• _TASK OBJECTIVE_
Write out all of the entries exactly as given.

• _SUPPLIED DATA_
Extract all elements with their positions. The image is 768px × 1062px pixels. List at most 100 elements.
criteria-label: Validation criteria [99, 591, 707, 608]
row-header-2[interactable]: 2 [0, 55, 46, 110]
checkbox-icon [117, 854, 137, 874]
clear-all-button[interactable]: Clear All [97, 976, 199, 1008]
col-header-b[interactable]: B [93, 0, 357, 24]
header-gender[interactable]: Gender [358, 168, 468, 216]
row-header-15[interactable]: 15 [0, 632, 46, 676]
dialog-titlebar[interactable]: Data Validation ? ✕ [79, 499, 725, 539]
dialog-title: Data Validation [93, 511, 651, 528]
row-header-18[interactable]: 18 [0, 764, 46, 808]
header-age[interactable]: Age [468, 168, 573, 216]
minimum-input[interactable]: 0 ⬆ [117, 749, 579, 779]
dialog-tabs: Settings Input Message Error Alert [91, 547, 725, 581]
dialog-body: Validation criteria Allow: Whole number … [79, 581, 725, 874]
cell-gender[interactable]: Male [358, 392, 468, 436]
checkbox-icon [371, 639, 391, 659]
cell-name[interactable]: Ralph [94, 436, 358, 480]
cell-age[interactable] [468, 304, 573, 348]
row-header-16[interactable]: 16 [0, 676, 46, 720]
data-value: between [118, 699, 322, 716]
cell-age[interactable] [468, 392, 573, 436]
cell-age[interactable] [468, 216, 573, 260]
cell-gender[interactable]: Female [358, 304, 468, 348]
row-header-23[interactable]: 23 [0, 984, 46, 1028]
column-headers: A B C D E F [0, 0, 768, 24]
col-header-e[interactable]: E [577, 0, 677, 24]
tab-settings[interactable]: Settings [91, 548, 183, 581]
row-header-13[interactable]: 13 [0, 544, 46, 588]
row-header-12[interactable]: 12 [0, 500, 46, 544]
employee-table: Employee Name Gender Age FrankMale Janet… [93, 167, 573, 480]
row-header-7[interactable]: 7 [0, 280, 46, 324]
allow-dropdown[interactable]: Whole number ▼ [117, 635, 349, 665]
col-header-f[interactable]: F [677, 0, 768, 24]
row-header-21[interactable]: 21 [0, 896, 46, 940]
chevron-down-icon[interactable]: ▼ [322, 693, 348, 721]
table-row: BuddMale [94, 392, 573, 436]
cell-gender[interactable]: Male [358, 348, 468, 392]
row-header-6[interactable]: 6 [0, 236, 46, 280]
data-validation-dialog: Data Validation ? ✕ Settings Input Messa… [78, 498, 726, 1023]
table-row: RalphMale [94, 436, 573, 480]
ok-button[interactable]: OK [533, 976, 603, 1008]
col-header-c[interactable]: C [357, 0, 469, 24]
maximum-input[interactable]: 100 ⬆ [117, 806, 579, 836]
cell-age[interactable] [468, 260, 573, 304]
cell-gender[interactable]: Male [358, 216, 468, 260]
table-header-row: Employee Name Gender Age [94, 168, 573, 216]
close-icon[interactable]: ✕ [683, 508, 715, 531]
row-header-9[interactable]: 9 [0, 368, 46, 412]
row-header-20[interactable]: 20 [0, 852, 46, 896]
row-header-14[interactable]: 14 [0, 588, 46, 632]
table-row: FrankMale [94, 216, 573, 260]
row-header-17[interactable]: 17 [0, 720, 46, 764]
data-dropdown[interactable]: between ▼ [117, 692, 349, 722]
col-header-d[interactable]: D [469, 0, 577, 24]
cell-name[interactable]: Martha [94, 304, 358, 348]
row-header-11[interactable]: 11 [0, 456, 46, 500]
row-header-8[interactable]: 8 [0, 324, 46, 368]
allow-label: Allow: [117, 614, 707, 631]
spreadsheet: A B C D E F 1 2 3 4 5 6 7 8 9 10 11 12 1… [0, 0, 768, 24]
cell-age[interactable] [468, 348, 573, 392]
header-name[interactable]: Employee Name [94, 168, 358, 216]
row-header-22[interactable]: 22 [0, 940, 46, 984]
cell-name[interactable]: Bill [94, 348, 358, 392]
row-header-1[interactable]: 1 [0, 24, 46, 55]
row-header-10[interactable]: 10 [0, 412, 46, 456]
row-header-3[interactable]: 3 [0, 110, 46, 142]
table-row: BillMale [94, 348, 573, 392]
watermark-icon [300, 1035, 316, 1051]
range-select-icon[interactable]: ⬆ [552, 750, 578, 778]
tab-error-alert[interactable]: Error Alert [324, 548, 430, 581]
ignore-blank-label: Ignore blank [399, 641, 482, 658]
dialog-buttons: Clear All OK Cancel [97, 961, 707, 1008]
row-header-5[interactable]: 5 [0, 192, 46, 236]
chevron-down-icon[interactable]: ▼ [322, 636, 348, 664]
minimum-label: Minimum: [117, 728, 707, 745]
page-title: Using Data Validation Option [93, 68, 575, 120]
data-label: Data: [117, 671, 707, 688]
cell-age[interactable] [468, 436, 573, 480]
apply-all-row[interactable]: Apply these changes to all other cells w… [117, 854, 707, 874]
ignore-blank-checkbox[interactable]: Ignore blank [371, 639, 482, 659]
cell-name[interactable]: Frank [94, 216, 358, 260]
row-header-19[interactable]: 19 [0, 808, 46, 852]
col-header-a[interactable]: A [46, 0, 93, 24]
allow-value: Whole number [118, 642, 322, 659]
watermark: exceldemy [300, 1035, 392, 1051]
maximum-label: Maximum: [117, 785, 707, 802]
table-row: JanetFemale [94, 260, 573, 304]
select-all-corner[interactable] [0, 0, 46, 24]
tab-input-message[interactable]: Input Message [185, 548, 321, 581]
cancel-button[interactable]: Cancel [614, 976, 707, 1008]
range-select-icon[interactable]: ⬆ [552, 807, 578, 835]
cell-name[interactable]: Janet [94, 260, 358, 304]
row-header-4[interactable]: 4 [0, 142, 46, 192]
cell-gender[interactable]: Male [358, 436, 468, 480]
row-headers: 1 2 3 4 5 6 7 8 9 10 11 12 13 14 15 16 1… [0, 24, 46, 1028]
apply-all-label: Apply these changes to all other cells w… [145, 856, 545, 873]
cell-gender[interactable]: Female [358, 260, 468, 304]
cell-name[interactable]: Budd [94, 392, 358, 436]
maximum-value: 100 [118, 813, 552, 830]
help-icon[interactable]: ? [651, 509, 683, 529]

• _COMPLETED EXERCISE_
Extract all elements with their positions. The image is 768px × 1062px pixels. List at most 100 elements.
criteria-label: Validation criteria [99, 591, 707, 608]
row-header-2[interactable]: 2 [0, 55, 46, 110]
checkbox-icon [117, 854, 137, 874]
clear-all-button[interactable]: Clear All [97, 976, 199, 1008]
col-header-b[interactable]: B [93, 0, 357, 24]
header-gender[interactable]: Gender [358, 168, 468, 216]
row-header-15[interactable]: 15 [0, 632, 46, 676]
dialog-titlebar[interactable]: Data Validation ? ✕ [79, 499, 725, 539]
dialog-title: Data Validation [93, 511, 651, 528]
row-header-18[interactable]: 18 [0, 764, 46, 808]
header-age[interactable]: Age [468, 168, 573, 216]
minimum-input[interactable]: 0 ⬆ [117, 749, 579, 779]
dialog-tabs: Settings Input Message Error Alert [91, 547, 725, 581]
dialog-body: Validation criteria Allow: Whole number … [79, 581, 725, 874]
cell-gender[interactable]: Male [358, 392, 468, 436]
checkbox-icon [371, 639, 391, 659]
cell-name[interactable]: Ralph [94, 436, 358, 480]
cell-age[interactable] [468, 304, 573, 348]
row-header-16[interactable]: 16 [0, 676, 46, 720]
data-value: between [118, 699, 322, 716]
cell-age[interactable] [468, 392, 573, 436]
cell-age[interactable] [468, 216, 573, 260]
cell-gender[interactable]: Female [358, 304, 468, 348]
row-header-23[interactable]: 23 [0, 984, 46, 1028]
column-headers: A B C D E F [0, 0, 768, 24]
col-header-e[interactable]: E [577, 0, 677, 24]
tab-settings[interactable]: Settings [91, 548, 183, 581]
row-header-13[interactable]: 13 [0, 544, 46, 588]
row-header-12[interactable]: 12 [0, 500, 46, 544]
employee-table: Employee Name Gender Age FrankMale Janet… [93, 167, 573, 480]
row-header-7[interactable]: 7 [0, 280, 46, 324]
allow-dropdown[interactable]: Whole number ▼ [117, 635, 349, 665]
col-header-f[interactable]: F [677, 0, 768, 24]
row-header-21[interactable]: 21 [0, 896, 46, 940]
chevron-down-icon[interactable]: ▼ [322, 693, 348, 721]
table-row: BuddMale [94, 392, 573, 436]
cell-gender[interactable]: Male [358, 348, 468, 392]
row-header-6[interactable]: 6 [0, 236, 46, 280]
data-validation-dialog: Data Validation ? ✕ Settings Input Messa… [78, 498, 726, 1023]
table-row: RalphMale [94, 436, 573, 480]
ok-button[interactable]: OK [533, 976, 603, 1008]
col-header-c[interactable]: C [357, 0, 469, 24]
maximum-input[interactable]: 100 ⬆ [117, 806, 579, 836]
cell-age[interactable] [468, 260, 573, 304]
cell-gender[interactable]: Male [358, 216, 468, 260]
table-header-row: Employee Name Gender Age [94, 168, 573, 216]
close-icon[interactable]: ✕ [683, 508, 715, 531]
row-header-9[interactable]: 9 [0, 368, 46, 412]
row-header-20[interactable]: 20 [0, 852, 46, 896]
row-header-14[interactable]: 14 [0, 588, 46, 632]
table-row: FrankMale [94, 216, 573, 260]
row-header-17[interactable]: 17 [0, 720, 46, 764]
data-dropdown[interactable]: between ▼ [117, 692, 349, 722]
col-header-d[interactable]: D [469, 0, 577, 24]
cell-name[interactable]: Martha [94, 304, 358, 348]
row-header-11[interactable]: 11 [0, 456, 46, 500]
row-header-8[interactable]: 8 [0, 324, 46, 368]
allow-label: Allow: [117, 614, 707, 631]
spreadsheet: A B C D E F 1 2 3 4 5 6 7 8 9 10 11 12 1… [0, 0, 768, 24]
cell-age[interactable] [468, 348, 573, 392]
header-name[interactable]: Employee Name [94, 168, 358, 216]
row-header-22[interactable]: 22 [0, 940, 46, 984]
cell-name[interactable]: Bill [94, 348, 358, 392]
row-header-1[interactable]: 1 [0, 24, 46, 55]
row-header-10[interactable]: 10 [0, 412, 46, 456]
row-header-3[interactable]: 3 [0, 110, 46, 142]
table-row: BillMale [94, 348, 573, 392]
watermark-icon [300, 1035, 316, 1051]
range-select-icon[interactable]: ⬆ [552, 750, 578, 778]
tab-error-alert[interactable]: Error Alert [324, 548, 430, 581]
ignore-blank-label: Ignore blank [399, 641, 482, 658]
dialog-buttons: Clear All OK Cancel [97, 961, 707, 1008]
row-header-5[interactable]: 5 [0, 192, 46, 236]
chevron-down-icon[interactable]: ▼ [322, 636, 348, 664]
minimum-label: Minimum: [117, 728, 707, 745]
page-title: Using Data Validation Option [93, 68, 575, 120]
data-label: Data: [117, 671, 707, 688]
cell-age[interactable] [468, 436, 573, 480]
apply-all-row[interactable]: Apply these changes to all other cells w… [117, 854, 707, 874]
ignore-blank-checkbox[interactable]: Ignore blank [371, 639, 482, 659]
cell-name[interactable]: Frank [94, 216, 358, 260]
row-header-19[interactable]: 19 [0, 808, 46, 852]
col-header-a[interactable]: A [46, 0, 93, 24]
allow-value: Whole number [118, 642, 322, 659]
watermark: exceldemy [300, 1035, 392, 1051]
maximum-label: Maximum: [117, 785, 707, 802]
table-row: JanetFemale [94, 260, 573, 304]
select-all-corner[interactable] [0, 0, 46, 24]
tab-input-message[interactable]: Input Message [185, 548, 321, 581]
cancel-button[interactable]: Cancel [614, 976, 707, 1008]
range-select-icon[interactable]: ⬆ [552, 807, 578, 835]
cell-name[interactable]: Janet [94, 260, 358, 304]
row-header-4[interactable]: 4 [0, 142, 46, 192]
cell-gender[interactable]: Male [358, 436, 468, 480]
row-headers: 1 2 3 4 5 6 7 8 9 10 11 12 13 14 15 16 1… [0, 24, 46, 1028]
apply-all-label: Apply these changes to all other cells w… [145, 856, 545, 873]
cell-gender[interactable]: Female [358, 260, 468, 304]
cell-name[interactable]: Budd [94, 392, 358, 436]
maximum-value: 100 [118, 813, 552, 830]
help-icon[interactable]: ? [651, 509, 683, 529]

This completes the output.